Extracted data entries
^^^^

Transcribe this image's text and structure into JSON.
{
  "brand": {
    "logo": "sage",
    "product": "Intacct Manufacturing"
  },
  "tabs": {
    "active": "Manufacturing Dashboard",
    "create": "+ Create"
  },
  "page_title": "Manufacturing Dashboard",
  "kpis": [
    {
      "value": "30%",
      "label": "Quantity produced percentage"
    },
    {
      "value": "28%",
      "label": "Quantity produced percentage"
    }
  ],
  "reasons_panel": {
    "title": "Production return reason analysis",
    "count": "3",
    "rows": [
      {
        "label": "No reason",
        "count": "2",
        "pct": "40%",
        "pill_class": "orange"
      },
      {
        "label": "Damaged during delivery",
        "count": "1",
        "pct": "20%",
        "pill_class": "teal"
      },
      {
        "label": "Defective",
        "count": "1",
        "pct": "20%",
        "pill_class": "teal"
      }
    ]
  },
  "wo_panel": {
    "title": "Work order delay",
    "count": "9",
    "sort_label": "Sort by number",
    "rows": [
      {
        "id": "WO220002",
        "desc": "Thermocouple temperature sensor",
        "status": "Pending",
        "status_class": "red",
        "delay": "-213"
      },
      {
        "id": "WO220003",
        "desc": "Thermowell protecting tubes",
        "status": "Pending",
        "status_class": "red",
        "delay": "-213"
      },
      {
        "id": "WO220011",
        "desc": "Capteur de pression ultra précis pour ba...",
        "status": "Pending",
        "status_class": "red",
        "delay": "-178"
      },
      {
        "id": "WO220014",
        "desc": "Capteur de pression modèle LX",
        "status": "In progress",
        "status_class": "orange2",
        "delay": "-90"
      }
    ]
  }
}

^^^^

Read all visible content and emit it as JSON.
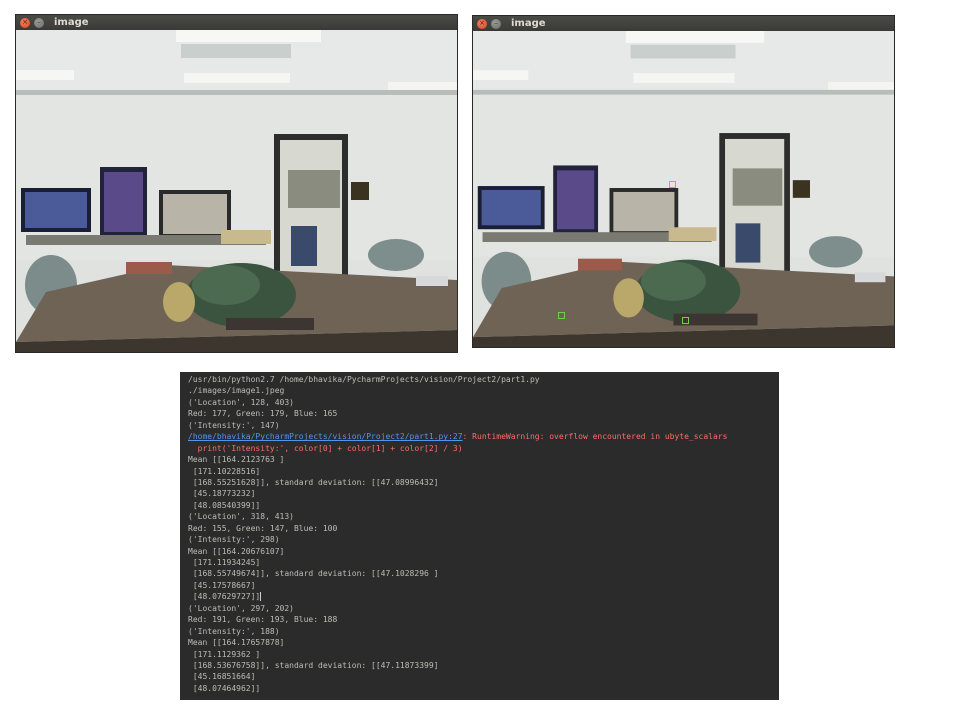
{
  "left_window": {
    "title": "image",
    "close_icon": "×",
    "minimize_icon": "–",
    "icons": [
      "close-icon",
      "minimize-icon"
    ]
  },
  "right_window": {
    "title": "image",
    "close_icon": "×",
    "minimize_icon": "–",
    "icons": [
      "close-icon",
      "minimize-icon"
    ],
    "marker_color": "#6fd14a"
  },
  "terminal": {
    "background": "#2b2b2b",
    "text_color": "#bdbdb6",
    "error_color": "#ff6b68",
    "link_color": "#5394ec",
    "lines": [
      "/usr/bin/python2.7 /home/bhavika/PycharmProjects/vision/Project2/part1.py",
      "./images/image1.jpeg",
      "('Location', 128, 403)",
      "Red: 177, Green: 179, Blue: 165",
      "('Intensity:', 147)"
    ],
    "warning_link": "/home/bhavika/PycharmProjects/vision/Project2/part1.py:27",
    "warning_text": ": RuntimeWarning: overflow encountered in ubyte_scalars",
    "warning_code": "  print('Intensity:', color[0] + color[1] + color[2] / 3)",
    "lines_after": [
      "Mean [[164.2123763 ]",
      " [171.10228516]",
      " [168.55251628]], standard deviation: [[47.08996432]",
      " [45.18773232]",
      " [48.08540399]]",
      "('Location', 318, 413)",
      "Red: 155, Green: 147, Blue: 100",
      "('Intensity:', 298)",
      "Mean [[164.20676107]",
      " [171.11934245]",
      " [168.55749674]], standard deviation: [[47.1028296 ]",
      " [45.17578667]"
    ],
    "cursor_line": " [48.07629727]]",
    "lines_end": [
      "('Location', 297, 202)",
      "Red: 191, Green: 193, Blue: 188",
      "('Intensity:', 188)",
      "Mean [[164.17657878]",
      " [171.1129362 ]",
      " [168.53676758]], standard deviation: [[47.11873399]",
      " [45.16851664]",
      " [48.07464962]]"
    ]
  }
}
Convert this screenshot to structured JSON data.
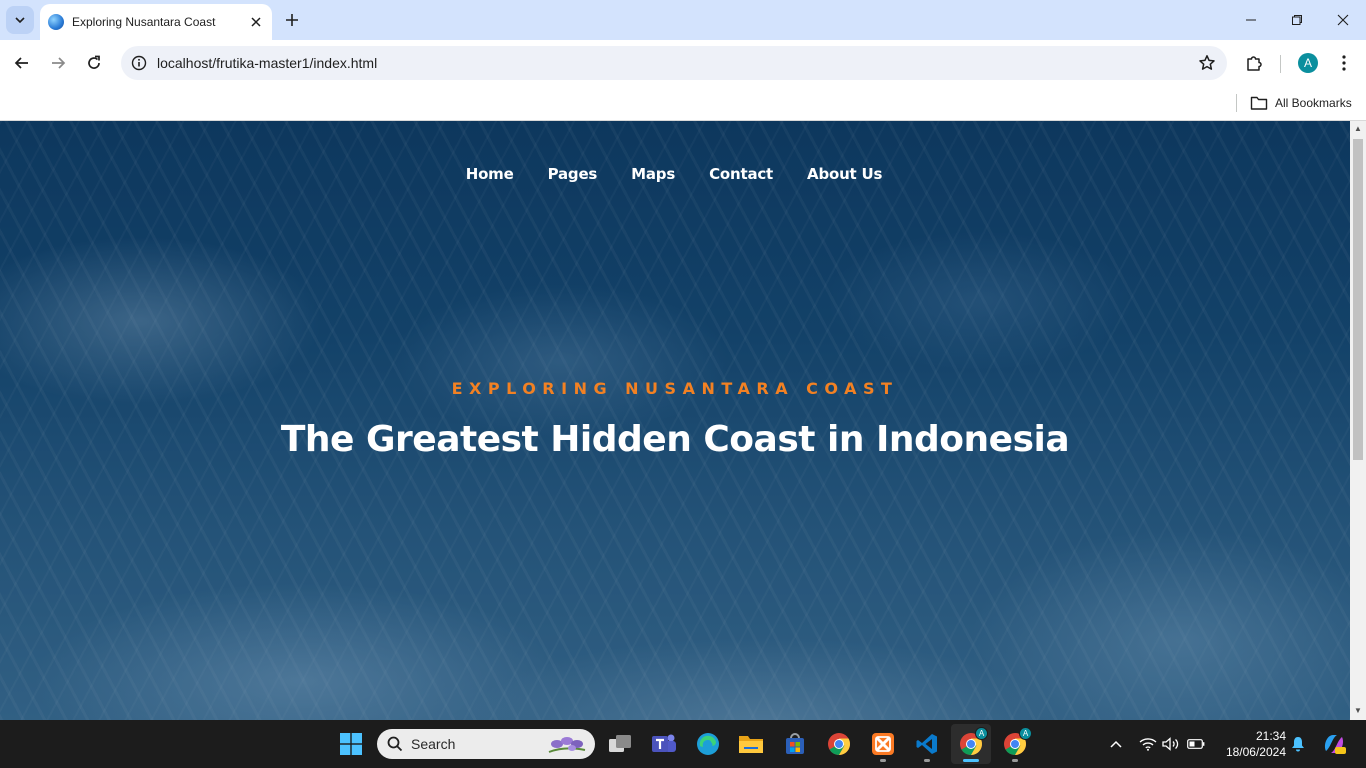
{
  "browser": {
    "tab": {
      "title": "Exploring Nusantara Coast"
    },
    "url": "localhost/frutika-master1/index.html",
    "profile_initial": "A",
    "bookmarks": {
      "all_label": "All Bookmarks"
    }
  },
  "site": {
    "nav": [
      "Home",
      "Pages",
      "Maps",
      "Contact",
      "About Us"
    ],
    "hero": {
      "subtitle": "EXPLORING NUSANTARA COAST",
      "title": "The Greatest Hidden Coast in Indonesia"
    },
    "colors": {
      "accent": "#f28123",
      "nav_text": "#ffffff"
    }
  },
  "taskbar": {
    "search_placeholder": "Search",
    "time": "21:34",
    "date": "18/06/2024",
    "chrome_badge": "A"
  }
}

^^^^

Find the lines with the string "Location" and reproduce them.

      "('Location', 128, 403)",
      "('Location', 318, 413)",
      "('Location', 297, 202)",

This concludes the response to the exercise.